## WHAT YOU SHOULD DO:
Comb the records below for the string "start" and copy each line where it turns up.

## DATASET ROWS:
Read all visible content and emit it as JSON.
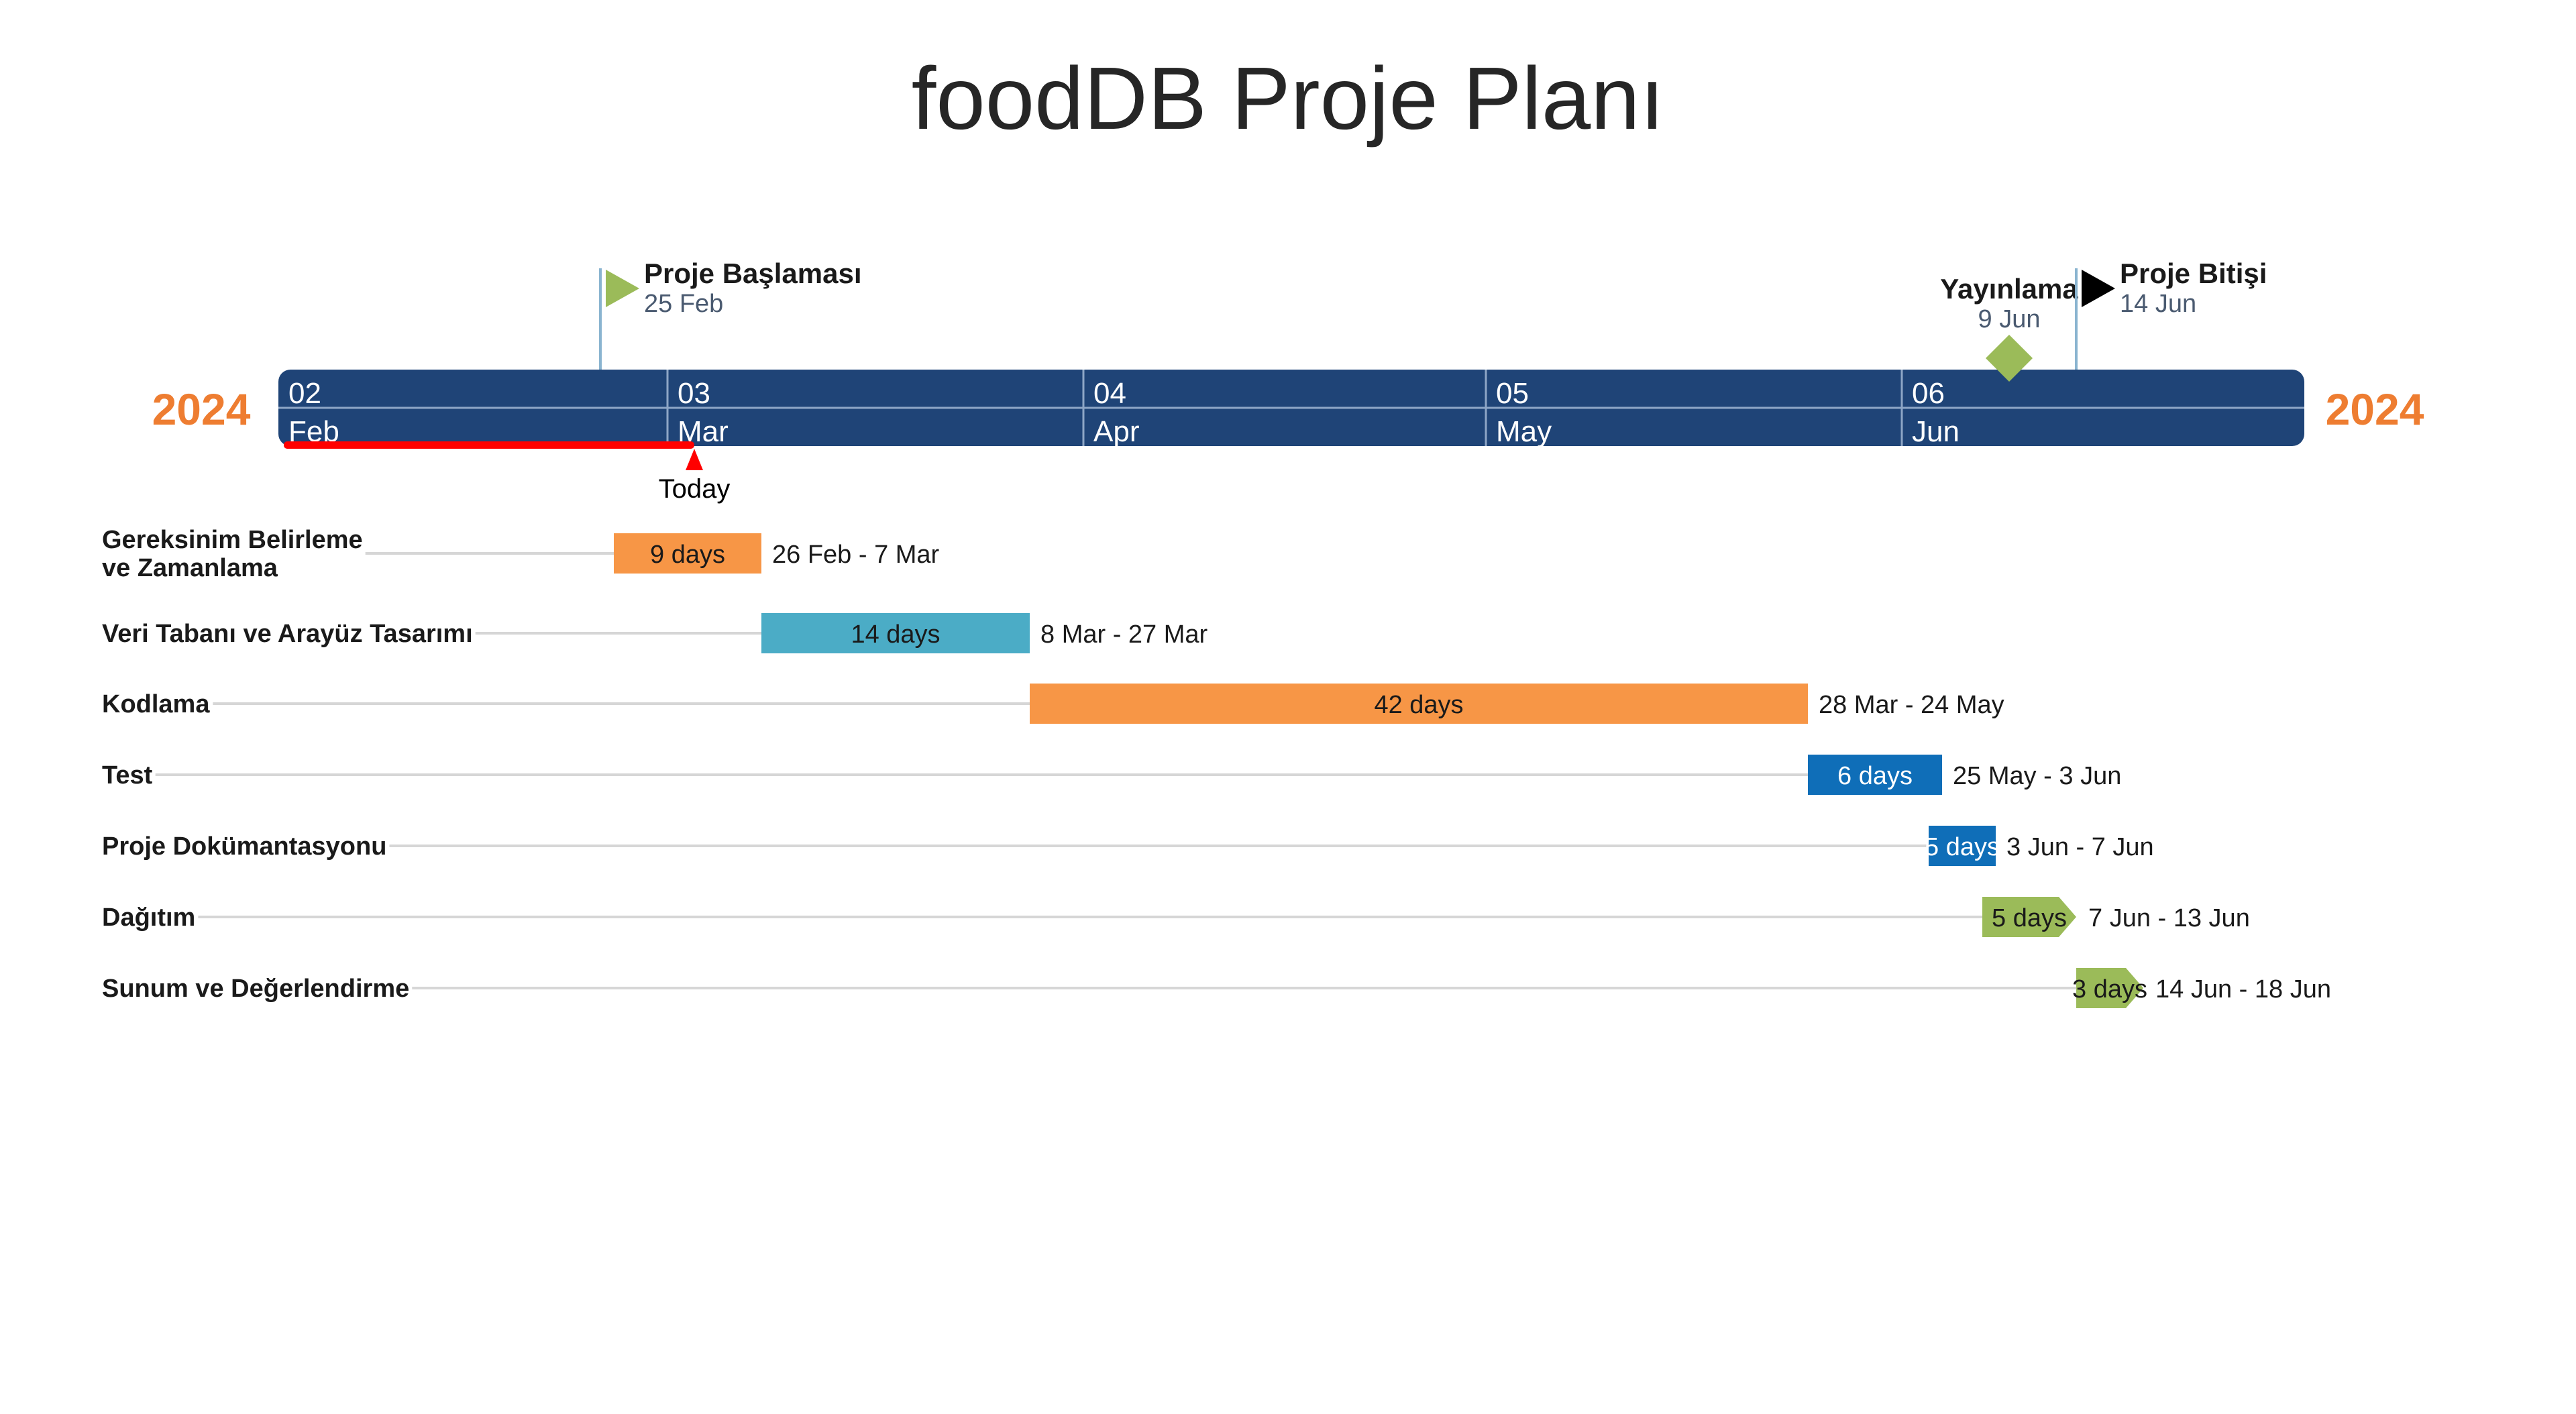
{
  "title": "foodDB Proje Planı",
  "year_left": "2024",
  "year_right": "2024",
  "colors": {
    "band": "#1f4477",
    "band_divider": "#8ea6c6",
    "year": "#ee7d31",
    "orange": "#f79646",
    "teal": "#4bacc6",
    "blue": "#0f6eb8",
    "green": "#9bbb59",
    "today": "#ff0000",
    "milestone_text": "#1a1a1a",
    "milestone_date": "#4a5a70",
    "row_line": "#d6d6d6"
  },
  "chart_data": {
    "type": "gantt",
    "axis": {
      "start": "2024-02-01",
      "end": "2024-06-30",
      "ticks": [
        {
          "date": "2024-02-01",
          "num": "02",
          "month": "Feb"
        },
        {
          "date": "2024-03-01",
          "num": "03",
          "month": "Mar"
        },
        {
          "date": "2024-04-01",
          "num": "04",
          "month": "Apr"
        },
        {
          "date": "2024-05-01",
          "num": "05",
          "month": "May"
        },
        {
          "date": "2024-06-01",
          "num": "06",
          "month": "Jun"
        }
      ]
    },
    "today": {
      "date": "2024-03-03",
      "label": "Today"
    },
    "milestones": [
      {
        "name": "Proje Başlaması",
        "date": "2024-02-25",
        "date_label": "25 Feb",
        "shape": "flag",
        "color": "#9bbb59",
        "label_side": "right"
      },
      {
        "name": "Yayınlama",
        "date": "2024-06-09",
        "date_label": "9 Jun",
        "shape": "diamond",
        "color": "#9bbb59",
        "label_side": "center"
      },
      {
        "name": "Proje Bitişi",
        "date": "2024-06-14",
        "date_label": "14 Jun",
        "shape": "flag",
        "color": "#000000",
        "label_side": "right"
      }
    ],
    "tasks": [
      {
        "name": "Gereksinim Belirleme\nve Zamanlama",
        "start": "2024-02-26",
        "end": "2024-03-07",
        "duration": "9 days",
        "range": "26 Feb - 7 Mar",
        "color": "#f79646",
        "text_color": "#1a1a1a",
        "shape": "bar"
      },
      {
        "name": "Veri Tabanı ve Arayüz Tasarımı",
        "start": "2024-03-08",
        "end": "2024-03-27",
        "duration": "14 days",
        "range": "8 Mar - 27 Mar",
        "color": "#4bacc6",
        "text_color": "#1a1a1a",
        "shape": "bar"
      },
      {
        "name": "Kodlama",
        "start": "2024-03-28",
        "end": "2024-05-24",
        "duration": "42 days",
        "range": "28 Mar - 24 May",
        "color": "#f79646",
        "text_color": "#1a1a1a",
        "shape": "bar"
      },
      {
        "name": "Test",
        "start": "2024-05-25",
        "end": "2024-06-03",
        "duration": "6 days",
        "range": "25 May - 3 Jun",
        "color": "#0f6eb8",
        "text_color": "#ffffff",
        "shape": "bar"
      },
      {
        "name": "Proje Dokümantasyonu",
        "start": "2024-06-03",
        "end": "2024-06-07",
        "duration": "5 days",
        "range": "3 Jun - 7 Jun",
        "color": "#0f6eb8",
        "text_color": "#ffffff",
        "shape": "bar"
      },
      {
        "name": "Dağıtım",
        "start": "2024-06-07",
        "end": "2024-06-13",
        "duration": "5 days",
        "range": "7 Jun - 13 Jun",
        "color": "#9bbb59",
        "text_color": "#1a1a1a",
        "shape": "arrow"
      },
      {
        "name": "Sunum ve Değerlendirme",
        "start": "2024-06-14",
        "end": "2024-06-18",
        "duration": "3 days",
        "range": "14 Jun - 18 Jun",
        "color": "#9bbb59",
        "text_color": "#1a1a1a",
        "shape": "arrow"
      }
    ]
  }
}
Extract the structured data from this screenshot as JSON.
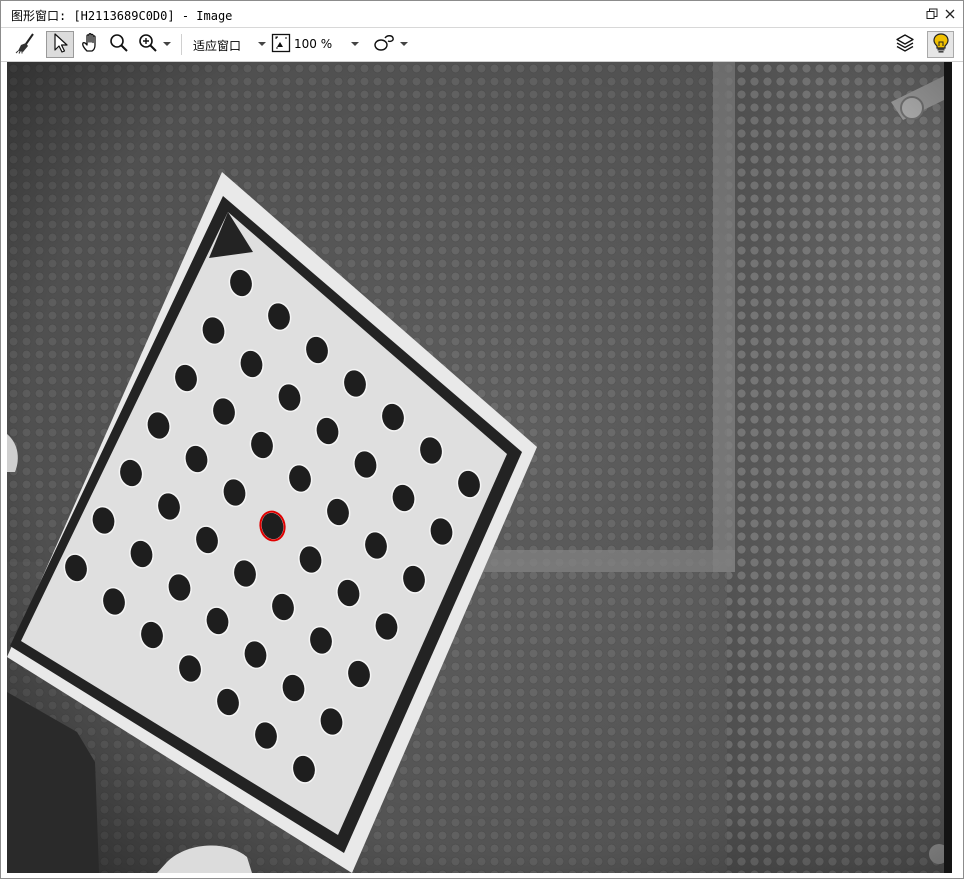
{
  "window": {
    "title": "图形窗口: [H2113689C0D0] - Image"
  },
  "toolbar": {
    "fit_label": "适应窗口",
    "zoom_label": "100 %"
  },
  "icons": {
    "clear": "broom-icon",
    "pointer": "pointer-icon",
    "pan": "hand-icon",
    "magnify": "magnifier-icon",
    "zoom": "zoom-in-icon",
    "fit": "fit-window-icon",
    "region": "draw-region-icon",
    "layers": "layers-icon",
    "help": "lightbulb-icon"
  },
  "colors": {
    "selection_outline": "#e00000",
    "help_bulb": "#f0c000"
  },
  "image": {
    "board": {
      "rows": 7,
      "cols": 7,
      "selected_dot": [
        3,
        3
      ]
    }
  }
}
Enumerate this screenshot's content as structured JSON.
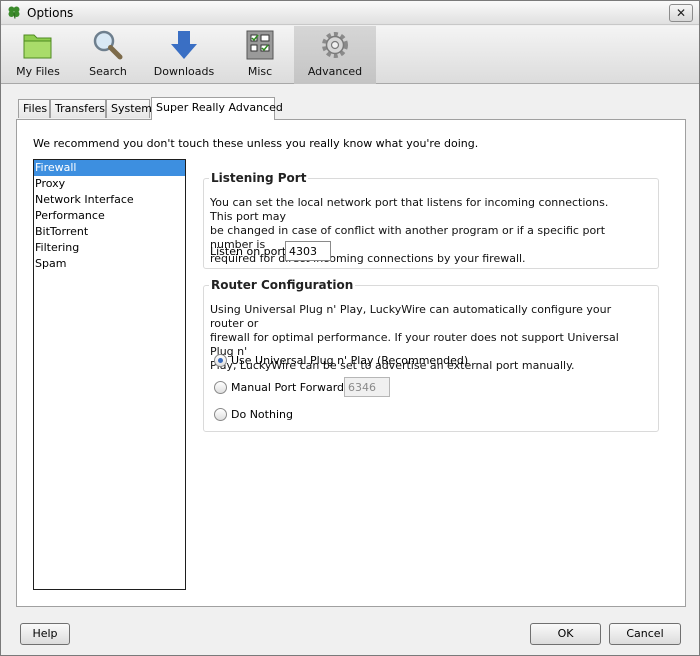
{
  "window": {
    "title": "Options"
  },
  "toolbar": {
    "items": [
      {
        "label": "My Files",
        "icon": "folder-icon"
      },
      {
        "label": "Search",
        "icon": "magnifier-icon"
      },
      {
        "label": "Downloads",
        "icon": "download-arrow-icon"
      },
      {
        "label": "Misc",
        "icon": "checklist-icon"
      },
      {
        "label": "Advanced",
        "icon": "gear-icon",
        "active": true
      }
    ]
  },
  "tabs": [
    "Files",
    "Transfers",
    "System",
    "Super Really Advanced"
  ],
  "active_tab": "Super Really Advanced",
  "panel": {
    "intro": "We recommend you don't touch these unless you really know what you're doing.",
    "categories": [
      "Firewall",
      "Proxy",
      "Network Interface",
      "Performance",
      "BitTorrent",
      "Filtering",
      "Spam"
    ],
    "selected_category": "Firewall",
    "listening_port": {
      "title": "Listening Port",
      "description": [
        "You can set the local network port that listens for incoming connections. This port may",
        "be changed in case of conflict with another program or if a specific port number is",
        "required for direct incoming connections by your firewall."
      ],
      "field_label": "Listen on port:",
      "value": "4303"
    },
    "router": {
      "title": "Router Configuration",
      "description": [
        "Using Universal Plug n' Play, LuckyWire can automatically configure your router or",
        "firewall for optimal performance. If your router does not support Universal Plug n'",
        "Play, LuckyWire can be set to advertise an external port manually."
      ],
      "options": [
        {
          "label": "Use Universal Plug n' Play (Recommended)",
          "checked": true
        },
        {
          "label": "Manual Port Forward:",
          "checked": false
        },
        {
          "label": "Do Nothing",
          "checked": false
        }
      ],
      "manual_port": "6346"
    }
  },
  "buttons": {
    "help": "Help",
    "ok": "OK",
    "cancel": "Cancel"
  },
  "colors": {
    "selection": "#3d8fe0",
    "download_arrow": "#3a6fc4",
    "folder": "#7bbf3a"
  }
}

## RESPONSE TO THE EXERCISE:
      "start": "2024-02-01",
        "start": "2024-02-26",
        "start": "2024-03-08",
        "start": "2024-03-28",
        "start": "2024-05-25",
        "start": "2024-06-03",
        "start": "2024-06-07",
        "start": "2024-06-14",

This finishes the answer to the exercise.